• _AVAILABLE RECORDS_
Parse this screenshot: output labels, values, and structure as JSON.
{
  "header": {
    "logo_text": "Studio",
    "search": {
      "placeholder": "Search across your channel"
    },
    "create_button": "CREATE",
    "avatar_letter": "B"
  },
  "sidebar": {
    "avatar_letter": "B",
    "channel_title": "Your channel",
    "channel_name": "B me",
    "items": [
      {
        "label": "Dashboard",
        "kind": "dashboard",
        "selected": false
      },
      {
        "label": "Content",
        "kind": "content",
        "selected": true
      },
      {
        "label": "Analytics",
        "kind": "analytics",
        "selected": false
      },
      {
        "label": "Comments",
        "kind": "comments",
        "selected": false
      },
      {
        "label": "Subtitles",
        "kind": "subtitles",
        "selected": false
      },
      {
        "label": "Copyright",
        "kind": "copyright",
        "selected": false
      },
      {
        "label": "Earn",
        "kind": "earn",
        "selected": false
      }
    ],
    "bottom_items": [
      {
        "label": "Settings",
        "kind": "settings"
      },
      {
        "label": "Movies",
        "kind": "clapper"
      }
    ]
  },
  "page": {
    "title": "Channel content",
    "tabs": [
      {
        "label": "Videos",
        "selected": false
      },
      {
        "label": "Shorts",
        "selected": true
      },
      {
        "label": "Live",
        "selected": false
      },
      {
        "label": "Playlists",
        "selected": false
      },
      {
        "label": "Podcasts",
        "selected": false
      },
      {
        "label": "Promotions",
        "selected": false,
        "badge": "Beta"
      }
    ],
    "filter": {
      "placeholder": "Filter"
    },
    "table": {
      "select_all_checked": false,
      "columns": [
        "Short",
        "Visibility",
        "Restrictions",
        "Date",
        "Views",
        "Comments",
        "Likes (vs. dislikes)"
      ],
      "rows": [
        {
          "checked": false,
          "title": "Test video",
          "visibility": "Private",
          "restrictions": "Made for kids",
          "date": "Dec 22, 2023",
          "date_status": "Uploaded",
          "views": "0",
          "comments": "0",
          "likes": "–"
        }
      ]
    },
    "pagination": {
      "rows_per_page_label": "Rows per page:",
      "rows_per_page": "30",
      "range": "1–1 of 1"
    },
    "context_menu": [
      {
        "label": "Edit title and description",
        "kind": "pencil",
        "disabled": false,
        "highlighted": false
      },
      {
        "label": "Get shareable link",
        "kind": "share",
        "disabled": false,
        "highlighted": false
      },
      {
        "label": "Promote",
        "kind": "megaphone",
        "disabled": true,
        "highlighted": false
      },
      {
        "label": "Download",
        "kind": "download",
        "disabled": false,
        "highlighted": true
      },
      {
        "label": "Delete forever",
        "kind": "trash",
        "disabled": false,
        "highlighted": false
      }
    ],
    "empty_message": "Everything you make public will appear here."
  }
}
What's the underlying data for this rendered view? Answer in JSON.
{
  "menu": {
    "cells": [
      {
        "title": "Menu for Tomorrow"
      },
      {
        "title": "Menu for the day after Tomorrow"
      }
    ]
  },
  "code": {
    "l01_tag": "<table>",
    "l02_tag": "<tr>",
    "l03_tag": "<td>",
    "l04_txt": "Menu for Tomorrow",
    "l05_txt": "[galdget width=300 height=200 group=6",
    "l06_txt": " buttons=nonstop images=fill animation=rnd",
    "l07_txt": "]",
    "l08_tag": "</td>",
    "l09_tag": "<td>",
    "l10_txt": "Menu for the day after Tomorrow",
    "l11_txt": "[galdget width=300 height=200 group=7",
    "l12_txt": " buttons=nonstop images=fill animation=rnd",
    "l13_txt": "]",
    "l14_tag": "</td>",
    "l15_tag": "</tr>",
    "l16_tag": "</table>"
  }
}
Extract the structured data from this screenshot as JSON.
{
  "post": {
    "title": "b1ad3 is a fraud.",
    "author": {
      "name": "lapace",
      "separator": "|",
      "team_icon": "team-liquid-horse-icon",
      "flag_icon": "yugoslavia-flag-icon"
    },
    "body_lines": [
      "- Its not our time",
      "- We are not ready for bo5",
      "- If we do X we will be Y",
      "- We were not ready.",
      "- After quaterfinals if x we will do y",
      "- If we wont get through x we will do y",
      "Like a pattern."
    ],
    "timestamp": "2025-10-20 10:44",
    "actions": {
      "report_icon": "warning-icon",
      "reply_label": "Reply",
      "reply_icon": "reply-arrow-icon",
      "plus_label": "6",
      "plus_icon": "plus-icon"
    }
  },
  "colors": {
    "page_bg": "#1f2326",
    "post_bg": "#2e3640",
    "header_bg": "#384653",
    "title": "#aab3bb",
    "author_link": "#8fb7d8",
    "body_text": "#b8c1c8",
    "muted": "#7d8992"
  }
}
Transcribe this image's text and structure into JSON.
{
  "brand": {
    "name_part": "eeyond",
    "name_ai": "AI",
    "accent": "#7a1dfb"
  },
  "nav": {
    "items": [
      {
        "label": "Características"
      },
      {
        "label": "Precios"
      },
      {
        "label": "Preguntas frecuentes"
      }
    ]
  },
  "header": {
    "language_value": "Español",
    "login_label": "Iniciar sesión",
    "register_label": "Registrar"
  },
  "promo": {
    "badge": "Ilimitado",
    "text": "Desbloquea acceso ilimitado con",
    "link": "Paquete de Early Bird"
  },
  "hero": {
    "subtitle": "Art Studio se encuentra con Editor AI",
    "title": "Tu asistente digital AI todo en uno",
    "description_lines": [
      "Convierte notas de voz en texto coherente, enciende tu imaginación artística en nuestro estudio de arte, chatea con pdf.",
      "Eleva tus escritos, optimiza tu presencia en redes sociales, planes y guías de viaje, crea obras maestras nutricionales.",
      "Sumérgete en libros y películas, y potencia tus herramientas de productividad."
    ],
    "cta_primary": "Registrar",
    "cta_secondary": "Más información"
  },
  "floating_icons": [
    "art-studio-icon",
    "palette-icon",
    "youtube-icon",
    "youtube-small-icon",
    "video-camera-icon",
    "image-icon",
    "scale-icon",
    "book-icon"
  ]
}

• _OBJECTIVE_
Return, from the data, each line that has the word "galdget" in it.

• _TASK SOLUTION_
    "l05_txt": "[galdget width=300 height=200 group=6",
    "l11_txt": "[galdget width=300 height=200 group=7",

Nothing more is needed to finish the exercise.